** start Dataset content **
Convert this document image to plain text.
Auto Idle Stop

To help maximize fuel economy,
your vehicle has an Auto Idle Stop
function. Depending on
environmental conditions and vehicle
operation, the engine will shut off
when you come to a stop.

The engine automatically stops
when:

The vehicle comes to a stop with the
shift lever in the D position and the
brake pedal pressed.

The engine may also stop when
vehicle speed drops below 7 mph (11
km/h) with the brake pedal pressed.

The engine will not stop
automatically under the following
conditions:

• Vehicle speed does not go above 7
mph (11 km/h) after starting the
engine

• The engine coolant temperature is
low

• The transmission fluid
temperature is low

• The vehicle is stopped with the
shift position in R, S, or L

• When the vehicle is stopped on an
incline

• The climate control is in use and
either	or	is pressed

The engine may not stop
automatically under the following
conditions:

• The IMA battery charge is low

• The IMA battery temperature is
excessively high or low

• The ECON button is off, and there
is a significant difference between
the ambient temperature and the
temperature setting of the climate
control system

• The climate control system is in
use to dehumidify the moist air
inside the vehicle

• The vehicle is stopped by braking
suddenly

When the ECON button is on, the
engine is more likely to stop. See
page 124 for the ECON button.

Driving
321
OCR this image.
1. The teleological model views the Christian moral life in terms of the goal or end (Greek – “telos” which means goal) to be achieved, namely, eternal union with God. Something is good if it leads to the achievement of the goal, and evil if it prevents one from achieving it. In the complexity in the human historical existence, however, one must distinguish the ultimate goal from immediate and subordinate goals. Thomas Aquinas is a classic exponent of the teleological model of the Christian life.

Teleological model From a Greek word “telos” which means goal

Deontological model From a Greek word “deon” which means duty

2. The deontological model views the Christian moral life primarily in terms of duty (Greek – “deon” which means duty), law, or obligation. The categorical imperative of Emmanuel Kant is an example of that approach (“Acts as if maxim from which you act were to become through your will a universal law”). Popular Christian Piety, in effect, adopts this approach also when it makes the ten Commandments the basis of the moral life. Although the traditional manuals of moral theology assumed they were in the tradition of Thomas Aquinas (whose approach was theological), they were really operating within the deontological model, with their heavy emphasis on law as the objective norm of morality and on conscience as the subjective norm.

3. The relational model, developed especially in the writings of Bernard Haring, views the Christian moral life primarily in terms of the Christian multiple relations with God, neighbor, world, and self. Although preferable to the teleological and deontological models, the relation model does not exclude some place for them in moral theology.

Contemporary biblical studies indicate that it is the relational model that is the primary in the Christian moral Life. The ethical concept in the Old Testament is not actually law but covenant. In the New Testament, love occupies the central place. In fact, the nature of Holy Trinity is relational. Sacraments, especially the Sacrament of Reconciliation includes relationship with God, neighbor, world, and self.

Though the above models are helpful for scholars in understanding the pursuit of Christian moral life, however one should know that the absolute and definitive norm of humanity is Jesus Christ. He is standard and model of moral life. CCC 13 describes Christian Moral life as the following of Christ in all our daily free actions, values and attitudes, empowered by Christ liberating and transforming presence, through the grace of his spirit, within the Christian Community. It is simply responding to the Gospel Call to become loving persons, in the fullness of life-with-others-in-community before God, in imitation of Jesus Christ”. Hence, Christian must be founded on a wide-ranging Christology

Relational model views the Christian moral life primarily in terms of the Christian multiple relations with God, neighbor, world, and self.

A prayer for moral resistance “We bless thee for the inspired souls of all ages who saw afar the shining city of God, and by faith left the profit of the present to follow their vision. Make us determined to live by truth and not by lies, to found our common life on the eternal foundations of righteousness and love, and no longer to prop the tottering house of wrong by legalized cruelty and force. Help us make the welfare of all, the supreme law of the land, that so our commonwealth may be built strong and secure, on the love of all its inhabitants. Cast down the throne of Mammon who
** end Dataset content **
• [Task statement] All of the entries should be written out again exactly.

• [Answer in full]
Convert this document image to plain text.
Auto Idle Stop

To help maximize fuel economy,
your vehicle has an Auto Idle Stop
function. Depending on
environmental conditions and vehicle
operation, the engine will shut off
when you come to a stop.

The engine automatically stops
when:

The vehicle comes to a stop with the
shift lever in the D position and the
brake pedal pressed.

The engine may also stop when
vehicle speed drops below 7 mph (11
km/h) with the brake pedal pressed.

The engine will not stop
automatically under the following
conditions:

• Vehicle speed does not go above 7
mph (11 km/h) after starting the
engine

• The engine coolant temperature is
low

• The transmission fluid
temperature is low

• The vehicle is stopped with the
shift position in R, S, or L

• When the vehicle is stopped on an
incline

• The climate control is in use and
either	or	is pressed

The engine may not stop
automatically under the following
conditions:

• The IMA battery charge is low

• The IMA battery temperature is
excessively high or low

• The ECON button is off, and there
is a significant difference between
the ambient temperature and the
temperature setting of the climate
control system

• The climate control system is in
use to dehumidify the moist air
inside the vehicle

• The vehicle is stopped by braking
suddenly

When the ECON button is on, the
engine is more likely to stop. See
page 124 for the ECON button.

Driving
321
OCR this image.
1. The teleological model views the Christian moral life in terms of the goal or end (Greek – “telos” which means goal) to be achieved, namely, eternal union with God. Something is good if it leads to the achievement of the goal, and evil if it prevents one from achieving it. In the complexity in the human historical existence, however, one must distinguish the ultimate goal from immediate and subordinate goals. Thomas Aquinas is a classic exponent of the teleological model of the Christian life.

Teleological model From a Greek word “telos” which means goal

Deontological model From a Greek word “deon” which means duty

2. The deontological model views the Christian moral life primarily in terms of duty (Greek – “deon” which means duty), law, or obligation. The categorical imperative of Emmanuel Kant is an example of that approach (“Acts as if maxim from which you act were to become through your will a universal law”). Popular Christian Piety, in effect, adopts this approach also when it makes the ten Commandments the basis of the moral life. Although the traditional manuals of moral theology assumed they were in the tradition of Thomas Aquinas (whose approach was theological), they were really operating within the deontological model, with their heavy emphasis on law as the objective norm of morality and on conscience as the subjective norm.

3. The relational model, developed especially in the writings of Bernard Haring, views the Christian moral life primarily in terms of the Christian multiple relations with God, neighbor, world, and self. Although preferable to the teleological and deontological models, the relation model does not exclude some place for them in moral theology.

Contemporary biblical studies indicate that it is the relational model that is the primary in the Christian moral Life. The ethical concept in the Old Testament is not actually law but covenant. In the New Testament, love occupies the central place. In fact, the nature of Holy Trinity is relational. Sacraments, especially the Sacrament of Reconciliation includes relationship with God, neighbor, world, and self.

Though the above models are helpful for scholars in understanding the pursuit of Christian moral life, however one should know that the absolute and definitive norm of humanity is Jesus Christ. He is standard and model of moral life. CCC 13 describes Christian Moral life as the following of Christ in all our daily free actions, values and attitudes, empowered by Christ liberating and transforming presence, through the grace of his spirit, within the Christian Community. It is simply responding to the Gospel Call to become loving persons, in the fullness of life-with-others-in-community before God, in imitation of Jesus Christ”. Hence, Christian must be founded on a wide-ranging Christology

Relational model views the Christian moral life primarily in terms of the Christian multiple relations with God, neighbor, world, and self.

A prayer for moral resistance “We bless thee for the inspired souls of all ages who saw afar the shining city of God, and by faith left the profit of the present to follow their vision. Make us determined to live by truth and not by lies, to found our common life on the eternal foundations of righteousness and love, and no longer to prop the tottering house of wrong by legalized cruelty and force. Help us make the welfare of all, the supreme law of the land, that so our commonwealth may be built strong and secure, on the love of all its inhabitants. Cast down the throne of Mammon who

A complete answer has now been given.